TRECHO:
____________________

Migrar é um direito humano
Todo ser humano tem o direito de migrar em buscar de uma vida melhor. Direito que consta na Declaração Universal dos Direitos Humanos. Dirceu Pereira da Silva, secretário e assessor da da Cáritas de Apucarana, observa, no entanto, que as maiores movimentações são decorrentes de dificuldades econômicas, como a que tem abatido atualmente a Venezuela, perseguições religiosas e políticas, guerras e catástrofes naturais, como a que ocorreu no Haiti, em 2010, provocando a saída de milhares de haitianos em busca de emprego pelo mundo. Na região, Dirceu observa que a acolhida é feita basicamente via Centro de referência de Assistência Social (Cras), mas, de modo geral, faltam políticas públicas que promovam a inserção na sociedade, em especial ao mercado de trabalho. “A vida dos imigrantes haitianos é difícil. Geralmente, moram em casas menores, nos fundos de outras residências. Eles precisam fazer sobrar um pouco do salário que ganha para mandar para a família que fica no país de origem”, diz.Na avaliação de Dirceu, o povo brasileiro, em geral, é bastante acolhedor, porém, alguns ainda têm preconceito quanto a cor da pele. 

Cerca de 70% dos haitianos deixaram Arapongas
A inserção no mercado de trabalho é um dos principais desafios de quem chega ao Brasil. Segundo dados da Coordenação Geral de Imigração (CGIg), no primeiro trimestre de 2017, foram emitidas 7.989 carteiras de Trabalho e Previdência Social a estrangeiros. Desse total, 3.017 foram para haitianos. Em Arapongas, que tem uma das maiores comunidades de haitianos da região, o número de imigrantes também tem reduzido drasticamente. A Associação dos Haitianos de Arapongas do Estado do Paraná está praticamente desativada. Quem continua na cidade estima que cerca de 300 haitianos permanecem trabalhando nas empresas locais. Um deles é Jean Claude Cadet, de 27 anos, que está há três anos em Arapongas. Trabalhando como garçom em uma churrascaria, ele não pensa em deixar a cidade. “A vida é boa aqui. Não penso em ir embora. Todos os lugares têm o lado bom e ruim. É um país sossegado e as pessoas muito simpáticas, mas o salário não é tão bom quando convertido em dólar, o que dificulta o envio de dinheiro para a família no Haiti ”, diz. Jean Claude comenta ainda que as dificuldades sociais afastaram os outros imigrantes.

____________________

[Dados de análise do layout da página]
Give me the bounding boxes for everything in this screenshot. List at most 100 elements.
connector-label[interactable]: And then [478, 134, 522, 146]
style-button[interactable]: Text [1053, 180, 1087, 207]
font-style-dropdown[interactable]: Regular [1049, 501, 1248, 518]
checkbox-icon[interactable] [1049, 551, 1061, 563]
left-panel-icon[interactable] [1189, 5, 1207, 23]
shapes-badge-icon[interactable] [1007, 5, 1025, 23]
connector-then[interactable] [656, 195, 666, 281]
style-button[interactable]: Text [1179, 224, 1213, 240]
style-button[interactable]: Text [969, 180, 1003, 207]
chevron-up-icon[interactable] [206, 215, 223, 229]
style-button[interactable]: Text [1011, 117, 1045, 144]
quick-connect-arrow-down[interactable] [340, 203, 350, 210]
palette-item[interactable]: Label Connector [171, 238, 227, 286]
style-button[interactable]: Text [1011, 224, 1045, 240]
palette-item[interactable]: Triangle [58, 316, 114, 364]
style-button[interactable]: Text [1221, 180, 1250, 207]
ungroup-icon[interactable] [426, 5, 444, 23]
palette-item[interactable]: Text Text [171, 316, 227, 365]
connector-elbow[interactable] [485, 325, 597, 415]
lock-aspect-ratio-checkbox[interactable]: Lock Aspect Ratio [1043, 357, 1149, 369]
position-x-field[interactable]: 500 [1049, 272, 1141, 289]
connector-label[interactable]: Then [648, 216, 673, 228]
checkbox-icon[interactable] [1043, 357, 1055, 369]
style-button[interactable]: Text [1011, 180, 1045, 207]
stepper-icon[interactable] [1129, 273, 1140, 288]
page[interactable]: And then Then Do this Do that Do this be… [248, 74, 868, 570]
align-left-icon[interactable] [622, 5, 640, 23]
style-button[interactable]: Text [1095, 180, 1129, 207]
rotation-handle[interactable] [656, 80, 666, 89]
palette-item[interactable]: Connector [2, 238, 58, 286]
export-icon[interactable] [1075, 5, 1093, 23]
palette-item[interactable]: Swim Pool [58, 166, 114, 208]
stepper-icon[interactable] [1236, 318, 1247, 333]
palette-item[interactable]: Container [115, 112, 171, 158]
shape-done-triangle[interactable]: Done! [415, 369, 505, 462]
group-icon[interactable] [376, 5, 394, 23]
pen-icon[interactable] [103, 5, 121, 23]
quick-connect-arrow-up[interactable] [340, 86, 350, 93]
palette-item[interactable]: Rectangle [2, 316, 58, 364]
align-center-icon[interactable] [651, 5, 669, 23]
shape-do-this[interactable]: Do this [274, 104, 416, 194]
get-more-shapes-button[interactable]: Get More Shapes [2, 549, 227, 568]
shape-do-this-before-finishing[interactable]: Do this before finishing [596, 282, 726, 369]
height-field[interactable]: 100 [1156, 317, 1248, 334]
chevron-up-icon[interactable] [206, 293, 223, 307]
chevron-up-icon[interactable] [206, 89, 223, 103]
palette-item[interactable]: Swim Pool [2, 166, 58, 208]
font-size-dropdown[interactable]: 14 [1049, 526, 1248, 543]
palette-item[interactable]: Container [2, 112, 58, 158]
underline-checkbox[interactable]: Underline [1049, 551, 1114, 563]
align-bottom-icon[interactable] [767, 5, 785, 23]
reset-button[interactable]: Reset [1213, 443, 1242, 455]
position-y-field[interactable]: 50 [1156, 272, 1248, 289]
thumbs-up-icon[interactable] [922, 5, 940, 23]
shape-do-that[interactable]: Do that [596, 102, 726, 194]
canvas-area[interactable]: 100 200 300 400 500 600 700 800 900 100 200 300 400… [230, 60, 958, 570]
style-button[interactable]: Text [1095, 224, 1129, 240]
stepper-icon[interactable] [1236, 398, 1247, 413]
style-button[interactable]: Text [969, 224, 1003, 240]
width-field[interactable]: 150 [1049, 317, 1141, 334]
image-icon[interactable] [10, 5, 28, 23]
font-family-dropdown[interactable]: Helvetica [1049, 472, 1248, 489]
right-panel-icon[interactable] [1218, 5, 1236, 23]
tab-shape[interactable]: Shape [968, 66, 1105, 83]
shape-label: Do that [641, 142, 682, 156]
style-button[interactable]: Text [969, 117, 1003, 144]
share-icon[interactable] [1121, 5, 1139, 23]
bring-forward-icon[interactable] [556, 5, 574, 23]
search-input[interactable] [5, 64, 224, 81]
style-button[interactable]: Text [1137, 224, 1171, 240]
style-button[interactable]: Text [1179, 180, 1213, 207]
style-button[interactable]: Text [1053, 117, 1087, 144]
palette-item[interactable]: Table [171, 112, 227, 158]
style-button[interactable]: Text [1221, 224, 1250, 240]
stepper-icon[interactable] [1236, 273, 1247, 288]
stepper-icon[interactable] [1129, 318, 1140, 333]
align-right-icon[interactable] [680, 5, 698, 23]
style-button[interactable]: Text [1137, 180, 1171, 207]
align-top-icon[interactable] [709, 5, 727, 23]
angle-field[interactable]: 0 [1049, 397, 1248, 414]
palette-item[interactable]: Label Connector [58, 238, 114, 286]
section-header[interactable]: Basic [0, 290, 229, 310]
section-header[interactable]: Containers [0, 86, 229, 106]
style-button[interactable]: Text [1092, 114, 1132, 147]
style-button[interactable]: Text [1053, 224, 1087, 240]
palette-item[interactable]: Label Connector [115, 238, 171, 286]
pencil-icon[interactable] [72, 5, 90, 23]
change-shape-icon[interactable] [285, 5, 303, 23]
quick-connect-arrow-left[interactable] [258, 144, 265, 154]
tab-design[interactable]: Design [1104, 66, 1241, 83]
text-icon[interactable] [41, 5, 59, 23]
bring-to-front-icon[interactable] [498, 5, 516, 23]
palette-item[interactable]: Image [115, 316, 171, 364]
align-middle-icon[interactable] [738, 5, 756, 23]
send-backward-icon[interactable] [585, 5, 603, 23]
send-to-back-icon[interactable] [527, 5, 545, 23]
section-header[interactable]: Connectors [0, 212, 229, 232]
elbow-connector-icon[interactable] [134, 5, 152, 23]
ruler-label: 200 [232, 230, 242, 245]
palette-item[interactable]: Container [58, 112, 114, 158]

____________________

ENUNCIADO:
Dê continuidade ao texto sobre os imigrantes haitianos, começando logo após a última frase apresentada.

RESPOSTA:
“A maioria foi embora para os Estados Unidos e Chile”, diz. Ele, que casou com uma brasileira, não pensar em deixar o Brasil nem voltar para o Haiti. “Quero aprender português melhor e entrar futuramente numa faculdade de engenharia civil (curso que fazia antes de vir para o Brasil)”, diz. Falar português também é um desafio para André Michelet Altidor, de 29 anos, que é colega de trabalho de Jean Claude e conterrâneo. André também chegou há cerca de três anos e deste então trabalha na mesma churrascaria, que conta com outro haitiano e uma venezuelana, que é a esposa de André. “Eu estou feliz aqui. Já financiei a minha casa com minha esposa. Temos uma filha, que nasceu aqui. Quero futuramente me naturalizar brasileiro e aprender falar melhor português”, diz.